Each line containing the word "snap" should be found and copied.

[Begin Entries provided]

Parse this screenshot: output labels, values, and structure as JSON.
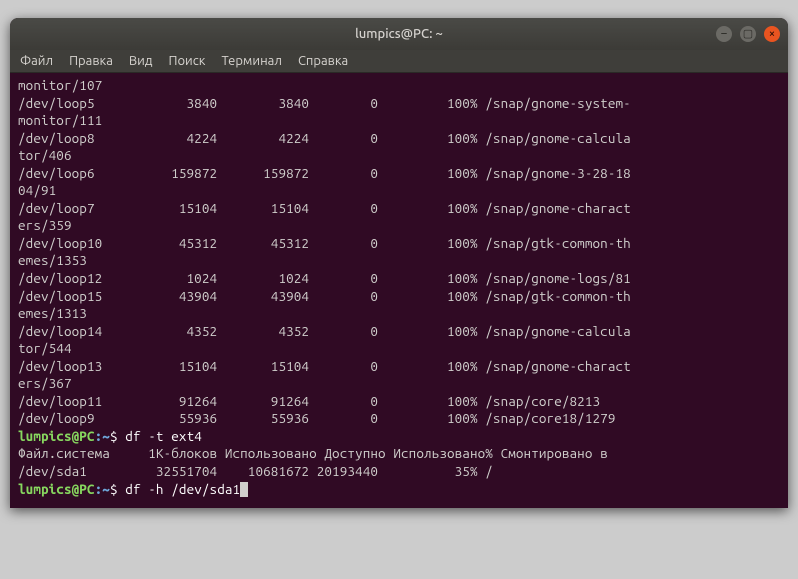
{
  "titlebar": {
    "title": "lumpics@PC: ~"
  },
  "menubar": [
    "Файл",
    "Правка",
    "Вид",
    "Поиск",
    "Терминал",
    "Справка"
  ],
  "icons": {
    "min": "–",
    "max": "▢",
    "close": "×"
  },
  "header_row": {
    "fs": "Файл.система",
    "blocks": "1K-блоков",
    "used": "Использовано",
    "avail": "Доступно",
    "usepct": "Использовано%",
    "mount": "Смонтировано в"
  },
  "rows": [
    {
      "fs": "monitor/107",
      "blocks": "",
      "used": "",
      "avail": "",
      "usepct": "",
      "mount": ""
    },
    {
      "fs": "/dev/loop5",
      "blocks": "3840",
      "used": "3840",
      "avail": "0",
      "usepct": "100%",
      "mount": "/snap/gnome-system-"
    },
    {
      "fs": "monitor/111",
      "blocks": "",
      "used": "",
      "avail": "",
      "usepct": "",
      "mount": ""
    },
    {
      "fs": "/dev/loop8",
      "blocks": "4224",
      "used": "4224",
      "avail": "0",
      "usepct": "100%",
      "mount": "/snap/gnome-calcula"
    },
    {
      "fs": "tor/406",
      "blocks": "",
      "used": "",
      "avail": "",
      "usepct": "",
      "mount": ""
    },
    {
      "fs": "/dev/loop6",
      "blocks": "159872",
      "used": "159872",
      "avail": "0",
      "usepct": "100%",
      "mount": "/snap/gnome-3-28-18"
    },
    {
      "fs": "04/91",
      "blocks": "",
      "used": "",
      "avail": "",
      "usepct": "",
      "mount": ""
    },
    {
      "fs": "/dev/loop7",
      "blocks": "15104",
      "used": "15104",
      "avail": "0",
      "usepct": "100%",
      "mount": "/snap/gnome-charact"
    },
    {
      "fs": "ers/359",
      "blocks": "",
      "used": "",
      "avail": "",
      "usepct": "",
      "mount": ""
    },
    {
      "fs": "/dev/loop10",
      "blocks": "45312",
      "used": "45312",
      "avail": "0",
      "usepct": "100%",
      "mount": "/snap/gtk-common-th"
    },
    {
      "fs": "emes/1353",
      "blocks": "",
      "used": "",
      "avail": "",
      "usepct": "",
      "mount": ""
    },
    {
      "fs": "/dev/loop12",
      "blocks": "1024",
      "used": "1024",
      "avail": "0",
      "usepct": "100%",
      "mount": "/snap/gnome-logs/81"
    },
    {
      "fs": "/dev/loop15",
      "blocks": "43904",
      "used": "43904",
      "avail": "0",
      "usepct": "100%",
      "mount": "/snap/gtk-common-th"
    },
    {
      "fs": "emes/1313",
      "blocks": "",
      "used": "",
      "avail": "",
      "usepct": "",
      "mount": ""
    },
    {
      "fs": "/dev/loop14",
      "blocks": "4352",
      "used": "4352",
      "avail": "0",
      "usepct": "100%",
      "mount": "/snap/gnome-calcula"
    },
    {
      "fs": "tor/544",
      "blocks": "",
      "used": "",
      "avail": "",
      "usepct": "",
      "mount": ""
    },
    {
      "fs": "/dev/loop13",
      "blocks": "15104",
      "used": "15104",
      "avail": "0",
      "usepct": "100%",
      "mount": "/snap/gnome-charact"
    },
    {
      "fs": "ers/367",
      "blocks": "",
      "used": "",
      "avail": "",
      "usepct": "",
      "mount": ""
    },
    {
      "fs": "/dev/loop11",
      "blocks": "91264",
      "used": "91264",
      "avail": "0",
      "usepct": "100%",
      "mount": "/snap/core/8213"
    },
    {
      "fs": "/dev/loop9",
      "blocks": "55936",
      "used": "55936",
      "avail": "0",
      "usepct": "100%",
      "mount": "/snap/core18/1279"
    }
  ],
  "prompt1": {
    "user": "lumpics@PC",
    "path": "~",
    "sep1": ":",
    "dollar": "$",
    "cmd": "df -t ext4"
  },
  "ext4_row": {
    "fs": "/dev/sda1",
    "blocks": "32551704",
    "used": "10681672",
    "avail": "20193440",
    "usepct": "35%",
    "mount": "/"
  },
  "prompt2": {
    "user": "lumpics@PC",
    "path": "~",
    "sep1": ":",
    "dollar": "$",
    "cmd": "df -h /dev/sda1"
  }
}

[End Entries provided]
[Begin Entries provided]

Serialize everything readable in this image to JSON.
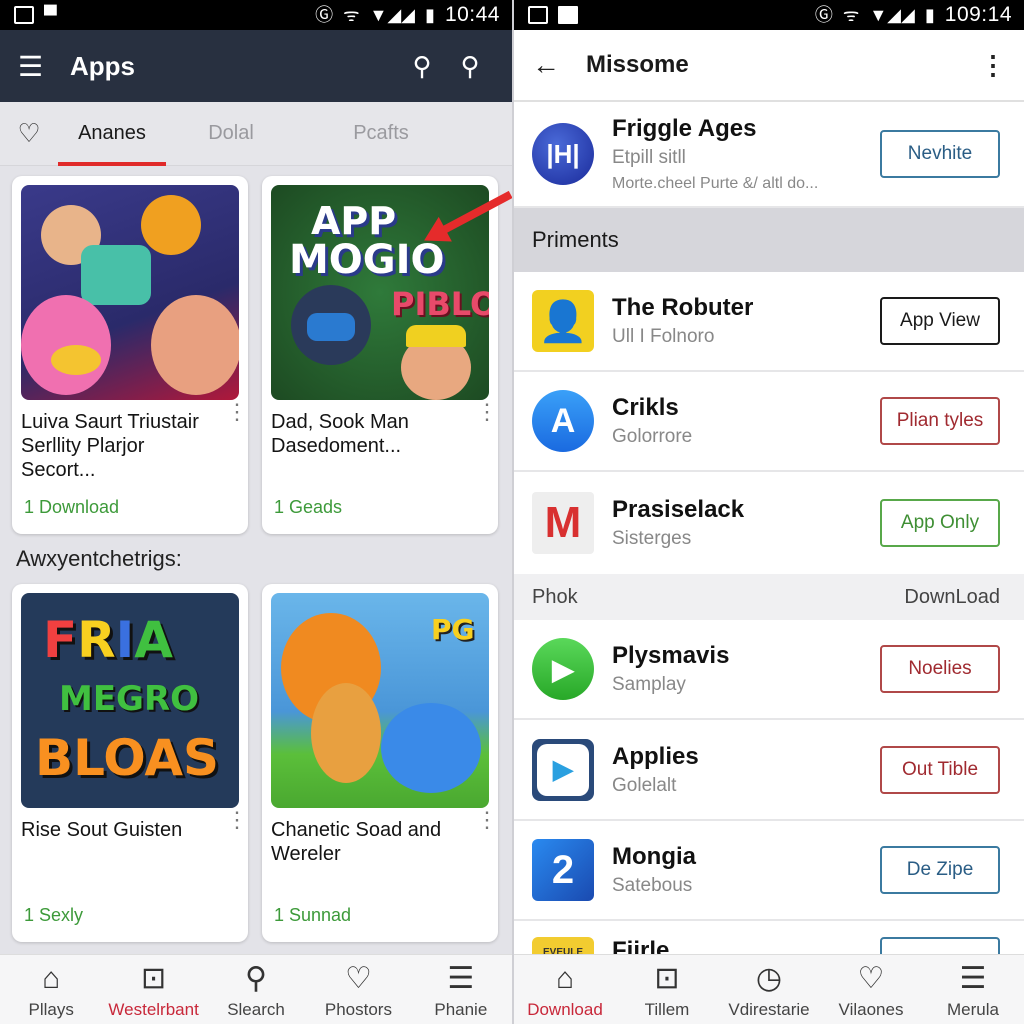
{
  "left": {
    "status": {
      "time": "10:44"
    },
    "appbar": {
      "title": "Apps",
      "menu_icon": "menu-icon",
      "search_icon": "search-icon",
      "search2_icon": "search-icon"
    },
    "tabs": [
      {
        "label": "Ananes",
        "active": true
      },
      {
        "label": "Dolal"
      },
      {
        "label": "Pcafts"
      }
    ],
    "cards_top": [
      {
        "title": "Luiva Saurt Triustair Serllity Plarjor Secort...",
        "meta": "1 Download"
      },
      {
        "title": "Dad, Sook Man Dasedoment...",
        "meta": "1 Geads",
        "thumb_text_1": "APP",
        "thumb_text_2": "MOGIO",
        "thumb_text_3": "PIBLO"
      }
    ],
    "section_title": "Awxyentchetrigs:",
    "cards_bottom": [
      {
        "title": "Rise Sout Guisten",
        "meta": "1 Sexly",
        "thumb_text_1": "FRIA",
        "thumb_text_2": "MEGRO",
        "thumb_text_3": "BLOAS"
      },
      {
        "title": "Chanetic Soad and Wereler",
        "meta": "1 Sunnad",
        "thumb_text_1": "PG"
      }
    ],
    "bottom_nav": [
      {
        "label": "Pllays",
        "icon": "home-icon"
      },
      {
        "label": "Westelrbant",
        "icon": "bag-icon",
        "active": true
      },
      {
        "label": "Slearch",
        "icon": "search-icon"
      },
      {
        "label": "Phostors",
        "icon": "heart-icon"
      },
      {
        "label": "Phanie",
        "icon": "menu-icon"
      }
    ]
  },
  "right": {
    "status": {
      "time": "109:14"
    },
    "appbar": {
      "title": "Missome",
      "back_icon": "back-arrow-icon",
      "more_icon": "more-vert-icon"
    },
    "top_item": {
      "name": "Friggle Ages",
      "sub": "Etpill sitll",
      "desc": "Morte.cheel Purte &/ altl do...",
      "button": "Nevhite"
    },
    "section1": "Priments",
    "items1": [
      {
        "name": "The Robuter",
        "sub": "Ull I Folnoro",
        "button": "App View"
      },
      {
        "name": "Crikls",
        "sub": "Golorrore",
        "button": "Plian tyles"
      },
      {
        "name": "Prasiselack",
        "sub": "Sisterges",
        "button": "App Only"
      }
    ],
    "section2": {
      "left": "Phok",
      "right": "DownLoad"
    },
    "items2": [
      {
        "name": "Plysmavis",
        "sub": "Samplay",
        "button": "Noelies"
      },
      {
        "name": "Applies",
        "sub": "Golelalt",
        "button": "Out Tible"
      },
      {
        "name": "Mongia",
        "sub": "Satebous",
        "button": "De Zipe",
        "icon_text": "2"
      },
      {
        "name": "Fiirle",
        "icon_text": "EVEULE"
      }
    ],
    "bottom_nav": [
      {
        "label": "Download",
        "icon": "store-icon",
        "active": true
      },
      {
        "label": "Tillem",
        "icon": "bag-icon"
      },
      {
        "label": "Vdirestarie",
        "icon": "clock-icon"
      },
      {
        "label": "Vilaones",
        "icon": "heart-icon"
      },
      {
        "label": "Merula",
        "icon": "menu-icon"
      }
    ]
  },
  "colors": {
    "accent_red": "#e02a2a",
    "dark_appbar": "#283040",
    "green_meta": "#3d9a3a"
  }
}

[End Entries provided]
[Begin Entries provided]

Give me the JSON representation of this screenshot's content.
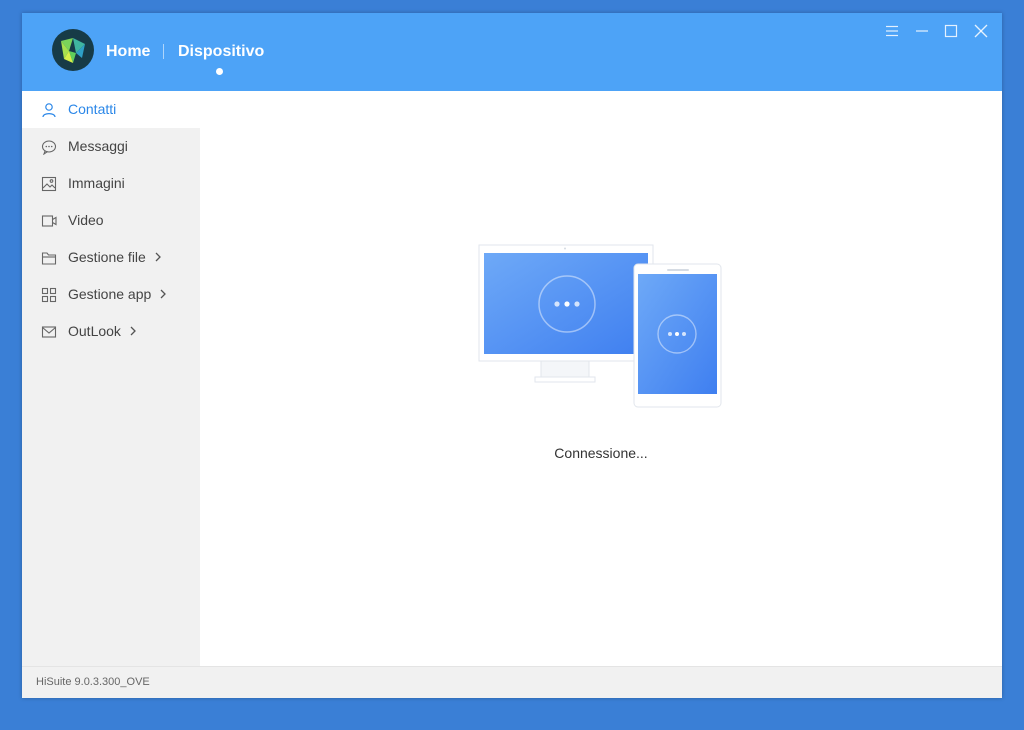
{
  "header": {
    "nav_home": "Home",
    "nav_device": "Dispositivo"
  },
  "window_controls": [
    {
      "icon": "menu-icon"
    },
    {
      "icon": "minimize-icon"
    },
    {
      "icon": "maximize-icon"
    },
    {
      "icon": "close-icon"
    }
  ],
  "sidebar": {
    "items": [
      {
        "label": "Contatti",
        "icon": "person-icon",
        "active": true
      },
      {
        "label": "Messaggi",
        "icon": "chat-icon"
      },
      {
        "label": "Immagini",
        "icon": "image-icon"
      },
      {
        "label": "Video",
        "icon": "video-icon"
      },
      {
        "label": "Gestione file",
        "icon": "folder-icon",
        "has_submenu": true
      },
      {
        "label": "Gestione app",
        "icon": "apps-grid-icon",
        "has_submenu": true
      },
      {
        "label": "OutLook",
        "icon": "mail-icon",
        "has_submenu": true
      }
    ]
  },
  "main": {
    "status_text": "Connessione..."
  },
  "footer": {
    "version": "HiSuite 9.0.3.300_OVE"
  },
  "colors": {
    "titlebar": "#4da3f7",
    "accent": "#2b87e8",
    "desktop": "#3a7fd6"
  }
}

[End Entries provided]

> _Full answer_:
      "mount": "/snap/gnome-system-"
      "mount": "/snap/gnome-calcula"
      "mount": "/snap/gnome-3-28-18"
      "mount": "/snap/gnome-charact"
      "mount": "/snap/gtk-common-th"
      "mount": "/snap/gnome-logs/81"
      "mount": "/snap/gtk-common-th"
      "mount": "/snap/gnome-calcula"
      "mount": "/snap/gnome-charact"
      "mount": "/snap/core/8213"
      "mount": "/snap/core18/1279"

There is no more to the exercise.